ENTRIES SUPPLIED:
◆ ◆ ◆

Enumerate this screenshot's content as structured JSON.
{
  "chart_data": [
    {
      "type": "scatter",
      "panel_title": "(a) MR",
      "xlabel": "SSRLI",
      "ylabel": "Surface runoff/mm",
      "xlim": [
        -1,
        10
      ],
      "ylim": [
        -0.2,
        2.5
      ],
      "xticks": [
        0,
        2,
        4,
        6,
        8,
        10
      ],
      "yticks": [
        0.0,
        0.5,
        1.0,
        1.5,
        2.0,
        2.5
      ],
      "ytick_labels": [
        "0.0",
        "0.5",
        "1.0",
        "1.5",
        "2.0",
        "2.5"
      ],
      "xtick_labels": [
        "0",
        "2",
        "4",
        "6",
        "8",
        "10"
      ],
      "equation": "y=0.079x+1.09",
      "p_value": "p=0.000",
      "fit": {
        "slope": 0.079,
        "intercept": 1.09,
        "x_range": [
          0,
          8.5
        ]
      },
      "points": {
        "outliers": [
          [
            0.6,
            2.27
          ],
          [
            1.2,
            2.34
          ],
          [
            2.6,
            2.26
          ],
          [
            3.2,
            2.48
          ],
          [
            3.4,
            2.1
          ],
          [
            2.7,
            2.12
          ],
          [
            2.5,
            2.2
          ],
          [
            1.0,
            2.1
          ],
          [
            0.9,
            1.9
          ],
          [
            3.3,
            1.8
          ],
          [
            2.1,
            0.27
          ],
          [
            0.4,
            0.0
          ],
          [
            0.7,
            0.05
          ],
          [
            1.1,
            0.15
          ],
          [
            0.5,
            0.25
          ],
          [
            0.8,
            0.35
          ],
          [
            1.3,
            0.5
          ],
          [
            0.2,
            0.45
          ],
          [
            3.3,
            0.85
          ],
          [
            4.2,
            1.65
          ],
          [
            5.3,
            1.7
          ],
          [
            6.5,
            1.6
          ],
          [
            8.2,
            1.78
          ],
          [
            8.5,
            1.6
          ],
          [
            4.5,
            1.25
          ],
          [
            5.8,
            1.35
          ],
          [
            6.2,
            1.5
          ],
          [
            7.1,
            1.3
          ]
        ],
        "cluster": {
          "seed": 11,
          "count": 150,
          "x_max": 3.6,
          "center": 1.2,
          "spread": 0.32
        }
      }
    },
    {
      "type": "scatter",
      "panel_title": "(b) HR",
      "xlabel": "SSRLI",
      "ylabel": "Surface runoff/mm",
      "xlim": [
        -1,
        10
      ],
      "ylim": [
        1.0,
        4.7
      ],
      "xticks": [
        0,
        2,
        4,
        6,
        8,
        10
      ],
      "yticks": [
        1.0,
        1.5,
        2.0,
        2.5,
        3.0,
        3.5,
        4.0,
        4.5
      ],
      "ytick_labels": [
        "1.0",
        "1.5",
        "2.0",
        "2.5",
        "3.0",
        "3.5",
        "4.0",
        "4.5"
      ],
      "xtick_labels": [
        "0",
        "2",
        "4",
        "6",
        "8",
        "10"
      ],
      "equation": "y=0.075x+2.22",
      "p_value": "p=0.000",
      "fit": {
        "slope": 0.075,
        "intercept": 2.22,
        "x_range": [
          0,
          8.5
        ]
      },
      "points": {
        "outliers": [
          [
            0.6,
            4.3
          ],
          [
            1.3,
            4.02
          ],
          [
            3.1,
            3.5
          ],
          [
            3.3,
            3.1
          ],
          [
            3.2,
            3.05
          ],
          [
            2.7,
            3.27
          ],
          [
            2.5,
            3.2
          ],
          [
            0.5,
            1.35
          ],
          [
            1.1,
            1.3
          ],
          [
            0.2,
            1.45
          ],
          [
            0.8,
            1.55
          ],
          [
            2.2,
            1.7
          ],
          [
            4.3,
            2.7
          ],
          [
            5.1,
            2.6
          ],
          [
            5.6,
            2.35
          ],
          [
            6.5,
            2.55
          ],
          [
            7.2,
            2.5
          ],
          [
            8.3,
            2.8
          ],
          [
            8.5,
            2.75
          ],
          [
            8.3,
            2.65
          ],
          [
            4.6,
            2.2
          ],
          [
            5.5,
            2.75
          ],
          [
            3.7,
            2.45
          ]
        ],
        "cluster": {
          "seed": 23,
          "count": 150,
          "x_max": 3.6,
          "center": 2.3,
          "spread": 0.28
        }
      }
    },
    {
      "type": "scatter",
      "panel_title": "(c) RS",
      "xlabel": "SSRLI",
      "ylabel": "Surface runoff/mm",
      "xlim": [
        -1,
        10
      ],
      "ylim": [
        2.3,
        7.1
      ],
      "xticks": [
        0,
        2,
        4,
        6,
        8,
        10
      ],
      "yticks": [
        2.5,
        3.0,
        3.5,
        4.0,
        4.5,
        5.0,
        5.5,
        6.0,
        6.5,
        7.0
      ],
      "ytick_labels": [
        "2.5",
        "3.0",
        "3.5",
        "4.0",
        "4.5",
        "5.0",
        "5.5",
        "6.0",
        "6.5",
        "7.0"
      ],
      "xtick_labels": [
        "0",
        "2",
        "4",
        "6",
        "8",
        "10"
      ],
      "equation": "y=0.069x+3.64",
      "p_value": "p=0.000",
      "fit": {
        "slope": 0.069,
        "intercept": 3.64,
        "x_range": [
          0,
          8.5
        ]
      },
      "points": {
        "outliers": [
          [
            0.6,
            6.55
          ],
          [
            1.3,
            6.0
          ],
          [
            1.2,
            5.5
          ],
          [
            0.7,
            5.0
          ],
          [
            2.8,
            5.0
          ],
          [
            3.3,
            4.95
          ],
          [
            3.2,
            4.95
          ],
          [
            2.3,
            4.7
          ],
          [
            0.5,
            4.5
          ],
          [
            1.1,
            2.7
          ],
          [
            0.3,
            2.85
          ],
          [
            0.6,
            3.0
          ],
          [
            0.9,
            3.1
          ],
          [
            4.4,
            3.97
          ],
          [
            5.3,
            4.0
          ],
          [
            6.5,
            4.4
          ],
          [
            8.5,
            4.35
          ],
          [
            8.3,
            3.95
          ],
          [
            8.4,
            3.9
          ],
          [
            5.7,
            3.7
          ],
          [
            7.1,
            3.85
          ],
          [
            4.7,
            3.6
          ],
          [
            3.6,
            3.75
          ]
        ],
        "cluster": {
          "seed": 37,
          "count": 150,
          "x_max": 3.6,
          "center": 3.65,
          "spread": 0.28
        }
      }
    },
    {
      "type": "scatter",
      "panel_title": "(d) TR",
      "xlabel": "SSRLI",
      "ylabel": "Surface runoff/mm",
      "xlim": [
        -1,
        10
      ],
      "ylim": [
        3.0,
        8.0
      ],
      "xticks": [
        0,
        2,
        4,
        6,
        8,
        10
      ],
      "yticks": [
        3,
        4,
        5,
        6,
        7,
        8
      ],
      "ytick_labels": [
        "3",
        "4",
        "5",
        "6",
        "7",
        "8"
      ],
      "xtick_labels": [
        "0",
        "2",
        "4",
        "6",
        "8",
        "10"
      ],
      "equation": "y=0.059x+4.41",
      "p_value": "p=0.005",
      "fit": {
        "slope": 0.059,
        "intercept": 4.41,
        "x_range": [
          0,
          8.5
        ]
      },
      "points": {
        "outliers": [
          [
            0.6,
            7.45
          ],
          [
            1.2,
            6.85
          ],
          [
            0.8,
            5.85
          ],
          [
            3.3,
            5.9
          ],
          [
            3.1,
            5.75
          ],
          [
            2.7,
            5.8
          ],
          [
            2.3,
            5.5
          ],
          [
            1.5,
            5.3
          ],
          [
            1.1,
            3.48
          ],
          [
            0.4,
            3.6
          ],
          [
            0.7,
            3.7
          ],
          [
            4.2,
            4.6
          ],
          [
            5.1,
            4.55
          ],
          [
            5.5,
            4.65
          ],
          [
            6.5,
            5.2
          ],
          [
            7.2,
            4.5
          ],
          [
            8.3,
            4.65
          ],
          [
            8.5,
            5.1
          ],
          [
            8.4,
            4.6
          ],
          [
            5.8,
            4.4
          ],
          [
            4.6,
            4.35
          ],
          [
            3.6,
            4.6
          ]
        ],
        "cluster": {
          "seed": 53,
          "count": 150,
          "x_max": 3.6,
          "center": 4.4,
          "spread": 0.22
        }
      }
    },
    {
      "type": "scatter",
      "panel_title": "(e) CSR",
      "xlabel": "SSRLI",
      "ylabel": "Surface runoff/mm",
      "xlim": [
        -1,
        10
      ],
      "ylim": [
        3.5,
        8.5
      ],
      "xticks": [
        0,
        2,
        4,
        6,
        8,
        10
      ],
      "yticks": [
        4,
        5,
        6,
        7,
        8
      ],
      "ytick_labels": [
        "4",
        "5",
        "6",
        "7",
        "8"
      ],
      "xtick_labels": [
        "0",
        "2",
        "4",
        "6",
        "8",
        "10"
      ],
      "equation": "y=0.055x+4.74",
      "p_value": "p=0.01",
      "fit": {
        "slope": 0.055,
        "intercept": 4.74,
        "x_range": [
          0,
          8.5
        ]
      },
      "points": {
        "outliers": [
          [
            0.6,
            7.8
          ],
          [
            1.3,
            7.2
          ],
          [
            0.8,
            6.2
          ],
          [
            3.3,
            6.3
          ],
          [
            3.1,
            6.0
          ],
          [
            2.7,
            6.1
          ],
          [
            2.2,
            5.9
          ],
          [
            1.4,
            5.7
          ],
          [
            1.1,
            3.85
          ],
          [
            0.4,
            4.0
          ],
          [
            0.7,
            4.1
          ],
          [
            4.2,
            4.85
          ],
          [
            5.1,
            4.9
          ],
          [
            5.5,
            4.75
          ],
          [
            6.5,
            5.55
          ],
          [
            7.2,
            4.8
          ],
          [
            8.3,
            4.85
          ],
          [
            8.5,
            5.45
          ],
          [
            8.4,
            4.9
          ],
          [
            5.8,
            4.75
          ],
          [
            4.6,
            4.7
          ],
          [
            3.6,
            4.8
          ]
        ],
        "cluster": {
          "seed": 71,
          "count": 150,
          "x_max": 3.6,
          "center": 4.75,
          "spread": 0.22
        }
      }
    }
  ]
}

◆ ◆ ◆

INSTRUCTIONS TO FOLLOW:
State how many lines of the listing hold the string "center"; reply with the number and nothing else.

RESPONSE TO THE TASK:
5